* _Provided records_
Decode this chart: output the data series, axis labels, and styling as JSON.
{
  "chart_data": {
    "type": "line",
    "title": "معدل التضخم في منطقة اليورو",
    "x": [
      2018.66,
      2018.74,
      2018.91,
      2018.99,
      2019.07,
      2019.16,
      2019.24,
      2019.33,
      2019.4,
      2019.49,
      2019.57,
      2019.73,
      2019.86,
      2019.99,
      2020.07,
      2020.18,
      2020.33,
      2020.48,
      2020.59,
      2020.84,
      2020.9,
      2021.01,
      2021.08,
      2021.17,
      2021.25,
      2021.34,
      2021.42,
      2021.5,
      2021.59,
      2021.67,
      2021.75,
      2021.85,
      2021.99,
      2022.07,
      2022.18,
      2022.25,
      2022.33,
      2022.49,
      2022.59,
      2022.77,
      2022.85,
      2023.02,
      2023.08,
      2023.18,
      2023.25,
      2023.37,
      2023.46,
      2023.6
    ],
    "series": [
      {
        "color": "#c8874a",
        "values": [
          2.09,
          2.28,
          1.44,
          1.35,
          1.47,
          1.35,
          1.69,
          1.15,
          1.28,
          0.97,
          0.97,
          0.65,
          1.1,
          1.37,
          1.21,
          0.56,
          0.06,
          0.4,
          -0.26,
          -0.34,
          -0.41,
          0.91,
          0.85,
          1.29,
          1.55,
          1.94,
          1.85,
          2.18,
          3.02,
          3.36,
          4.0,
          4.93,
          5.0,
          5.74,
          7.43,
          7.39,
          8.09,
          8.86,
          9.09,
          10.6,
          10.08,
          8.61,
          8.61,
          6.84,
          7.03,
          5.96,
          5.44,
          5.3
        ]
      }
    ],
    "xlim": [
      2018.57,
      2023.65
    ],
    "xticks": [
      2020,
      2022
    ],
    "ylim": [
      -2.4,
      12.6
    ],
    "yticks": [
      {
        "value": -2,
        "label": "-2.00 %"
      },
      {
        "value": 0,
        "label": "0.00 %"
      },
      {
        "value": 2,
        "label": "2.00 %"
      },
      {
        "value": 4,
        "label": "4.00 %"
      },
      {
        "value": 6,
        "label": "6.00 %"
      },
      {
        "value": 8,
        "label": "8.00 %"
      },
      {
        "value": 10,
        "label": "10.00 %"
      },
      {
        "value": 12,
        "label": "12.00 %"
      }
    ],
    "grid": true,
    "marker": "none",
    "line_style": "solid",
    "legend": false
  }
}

* _What to do_
Go over the records above line by line and count those holding the word "series". Reply only with the number.

* _Final result_
2